Critique de Camille Hazard –
Pourquoi sommes-nous ?
« Je peux prendre n’importe quel espace vide et l’appeler une scène. Quelqu’un traverse cet espace vide pendant qu’une autre l’observe, et c’est suffisant pour que l’acte théâtral soit amorcé. » Cette célèbre phrase de Peter Brook commençant son livre L’espace vide illustre bien le début de son nouveau spectacle Warum Warum. Une comédienne (Miriam Goldschmidt) rentre sur la scène dépourvue de décors, elle nous parle. Arrive ensuite un joueur d’hang (Francesco Agnello) venu rythmer, souligner, accompagner et observer la comédienne. Une chaise roulante est projetée sur scène depuis l’entrée des spectateurs, ce sera le seul accessoire avec un portant en bois à roulettes. Nous ne sommes pas devant une beauté visuelle et une mise en scène complexe caractéristiques des œuvres de Brook comme le Songe d’une nuit d’été, Antoine et Cléopâtre, le Mahabharata et bien d’autres…nous sommes face à l’essentiel : un plateau nu, une actrice, un musicien, deux accessoires.

Données fournies:
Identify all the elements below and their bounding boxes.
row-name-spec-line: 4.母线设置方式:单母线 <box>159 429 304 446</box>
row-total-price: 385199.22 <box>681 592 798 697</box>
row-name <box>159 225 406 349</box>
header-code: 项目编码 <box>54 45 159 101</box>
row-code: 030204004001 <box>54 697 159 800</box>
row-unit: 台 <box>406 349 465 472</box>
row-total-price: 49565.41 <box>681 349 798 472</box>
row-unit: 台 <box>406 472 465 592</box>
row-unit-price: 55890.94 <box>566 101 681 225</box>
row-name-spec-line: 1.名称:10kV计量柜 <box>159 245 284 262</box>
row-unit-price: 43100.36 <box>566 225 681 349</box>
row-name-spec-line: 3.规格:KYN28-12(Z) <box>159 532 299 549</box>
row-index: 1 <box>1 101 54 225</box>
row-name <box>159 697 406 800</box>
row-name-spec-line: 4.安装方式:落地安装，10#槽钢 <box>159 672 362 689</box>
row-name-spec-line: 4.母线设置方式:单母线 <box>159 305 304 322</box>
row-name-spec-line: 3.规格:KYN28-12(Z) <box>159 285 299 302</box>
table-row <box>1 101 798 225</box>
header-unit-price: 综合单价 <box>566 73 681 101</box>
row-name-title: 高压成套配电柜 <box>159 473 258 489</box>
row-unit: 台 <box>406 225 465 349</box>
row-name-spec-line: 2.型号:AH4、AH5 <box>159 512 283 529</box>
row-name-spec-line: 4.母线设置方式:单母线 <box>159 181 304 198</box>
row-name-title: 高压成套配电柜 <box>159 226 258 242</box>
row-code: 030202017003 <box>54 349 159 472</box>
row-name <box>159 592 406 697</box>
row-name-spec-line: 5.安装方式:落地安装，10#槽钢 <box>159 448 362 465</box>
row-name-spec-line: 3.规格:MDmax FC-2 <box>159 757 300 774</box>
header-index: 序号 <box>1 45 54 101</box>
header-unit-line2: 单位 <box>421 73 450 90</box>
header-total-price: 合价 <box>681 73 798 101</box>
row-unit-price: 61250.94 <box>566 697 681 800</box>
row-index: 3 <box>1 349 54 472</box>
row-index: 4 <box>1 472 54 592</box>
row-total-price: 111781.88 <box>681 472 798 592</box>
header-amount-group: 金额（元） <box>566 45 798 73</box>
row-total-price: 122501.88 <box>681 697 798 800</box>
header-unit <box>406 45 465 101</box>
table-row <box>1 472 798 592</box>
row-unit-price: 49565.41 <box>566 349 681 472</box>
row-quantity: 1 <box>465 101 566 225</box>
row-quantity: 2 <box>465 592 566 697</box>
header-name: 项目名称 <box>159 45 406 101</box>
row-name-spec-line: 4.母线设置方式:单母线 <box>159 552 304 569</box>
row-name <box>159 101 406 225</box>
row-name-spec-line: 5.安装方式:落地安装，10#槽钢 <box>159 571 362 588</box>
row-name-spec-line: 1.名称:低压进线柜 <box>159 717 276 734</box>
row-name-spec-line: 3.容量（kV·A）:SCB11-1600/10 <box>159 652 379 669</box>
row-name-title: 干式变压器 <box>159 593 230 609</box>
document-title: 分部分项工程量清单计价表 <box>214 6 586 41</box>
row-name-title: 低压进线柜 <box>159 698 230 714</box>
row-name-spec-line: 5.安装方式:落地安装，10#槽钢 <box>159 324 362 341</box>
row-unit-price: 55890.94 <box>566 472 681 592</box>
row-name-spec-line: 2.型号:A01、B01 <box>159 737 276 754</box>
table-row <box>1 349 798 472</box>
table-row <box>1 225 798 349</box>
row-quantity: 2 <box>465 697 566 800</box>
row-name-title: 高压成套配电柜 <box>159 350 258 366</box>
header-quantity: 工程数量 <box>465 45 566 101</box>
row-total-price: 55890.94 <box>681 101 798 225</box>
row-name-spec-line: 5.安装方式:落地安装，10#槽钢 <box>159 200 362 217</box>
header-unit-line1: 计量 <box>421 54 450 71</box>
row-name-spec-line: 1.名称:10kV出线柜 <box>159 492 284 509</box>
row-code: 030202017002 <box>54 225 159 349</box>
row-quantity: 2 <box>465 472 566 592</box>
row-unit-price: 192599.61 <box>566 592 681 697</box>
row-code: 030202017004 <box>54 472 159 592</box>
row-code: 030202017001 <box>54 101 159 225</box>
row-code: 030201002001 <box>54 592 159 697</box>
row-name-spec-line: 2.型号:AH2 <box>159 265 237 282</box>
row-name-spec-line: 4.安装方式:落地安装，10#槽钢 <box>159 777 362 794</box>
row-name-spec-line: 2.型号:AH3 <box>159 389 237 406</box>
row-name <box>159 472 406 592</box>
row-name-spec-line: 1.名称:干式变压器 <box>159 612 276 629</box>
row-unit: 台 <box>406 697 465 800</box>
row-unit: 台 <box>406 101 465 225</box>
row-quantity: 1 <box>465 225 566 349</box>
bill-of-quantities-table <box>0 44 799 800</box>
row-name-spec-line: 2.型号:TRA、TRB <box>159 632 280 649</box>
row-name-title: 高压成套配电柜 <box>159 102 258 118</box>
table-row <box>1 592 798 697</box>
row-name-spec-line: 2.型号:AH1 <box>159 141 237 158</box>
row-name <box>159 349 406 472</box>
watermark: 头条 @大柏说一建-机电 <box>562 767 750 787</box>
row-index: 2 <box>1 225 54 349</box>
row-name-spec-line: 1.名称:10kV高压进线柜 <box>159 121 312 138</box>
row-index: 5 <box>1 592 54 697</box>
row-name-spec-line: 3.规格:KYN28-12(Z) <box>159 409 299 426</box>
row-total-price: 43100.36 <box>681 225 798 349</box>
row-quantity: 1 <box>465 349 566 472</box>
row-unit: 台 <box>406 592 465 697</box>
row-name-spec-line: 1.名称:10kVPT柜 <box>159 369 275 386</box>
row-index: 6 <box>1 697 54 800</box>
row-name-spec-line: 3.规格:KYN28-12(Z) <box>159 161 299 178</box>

Consigne 1:
Répondez à ces questions sur la critique de Warum Warum :
(a) De quel instrument joue Francesco Agnello ?
(b) D'où la chaise roulante est-elle projetée sur scène ?
(c) Quel livre de Peter Brook s'ouvre sur la phrase citée ?
Consigne 2:
Prolongez la critique de Warum Warum à partir de sa dernière phrase.
Les lignes fournies n'interviennent pas dans ce travail.

Réponse rédigée 1:
(a) Du hang.
(b) Depuis l'entrée des spectateurs.
(c) L'espace vide.

Réponse rédigée 2:
© Leonard Zubler
L’essentiel est une des notions dont nous parle P.Brook à travers plusieurs auteurs comme G.Craig, C.Dullin, V.Meyerhold, Shakespeare…auteurs qui l’ont beaucoup inspiré dans ses recherches artistiques. Il s’agit de l’essentiel qui devrait régir nos actions, notre vie. L’essentiel qui compose le théâtre depuis des millénaires : qu’est ce que le théâtre ? Qui je suis ? Quelle est ma relation aux autres, aux objets ? Qu’est ce qui est réel ? Suis-je réel ?…Autant de questions qui résonnent en nous toute notre vie. L’autre question fondamentale qui est explorée et qui donne son nom au titre du spectacle : Warum. Pourquoi sommes-nous ? Pourquoi faisons nous certaines choses plutôt que d’autres ? Pourquoi s’engage-t-on ? pourquoi vit-on ? Il est naturel et nécessaire de se poser toutes ces questions mais toujours en gardant à l’esprit l’essentiel de nos démarches, de nos actions sinon nous risquons de nous perdre dans des considérations secondaires. Au théâtre, qui fait quoi, qui est le plus important, qui doit mener les autres ne sont que des préoccupations de second ordre, l’important, l’essentiel est « Pourquoi faisons nous ça ? » Vers quoi tendons-nous ensemble ?
Une expérience avant tout
Stanislavski dit : « Un ours approche, j’ai peur, je tremble ». Mais Meyerhold dit : « Un ours s’approche, je tremble, j’ai peur ». « Pour comprendre la différence, il faut tenter les deux. » Peter Brook.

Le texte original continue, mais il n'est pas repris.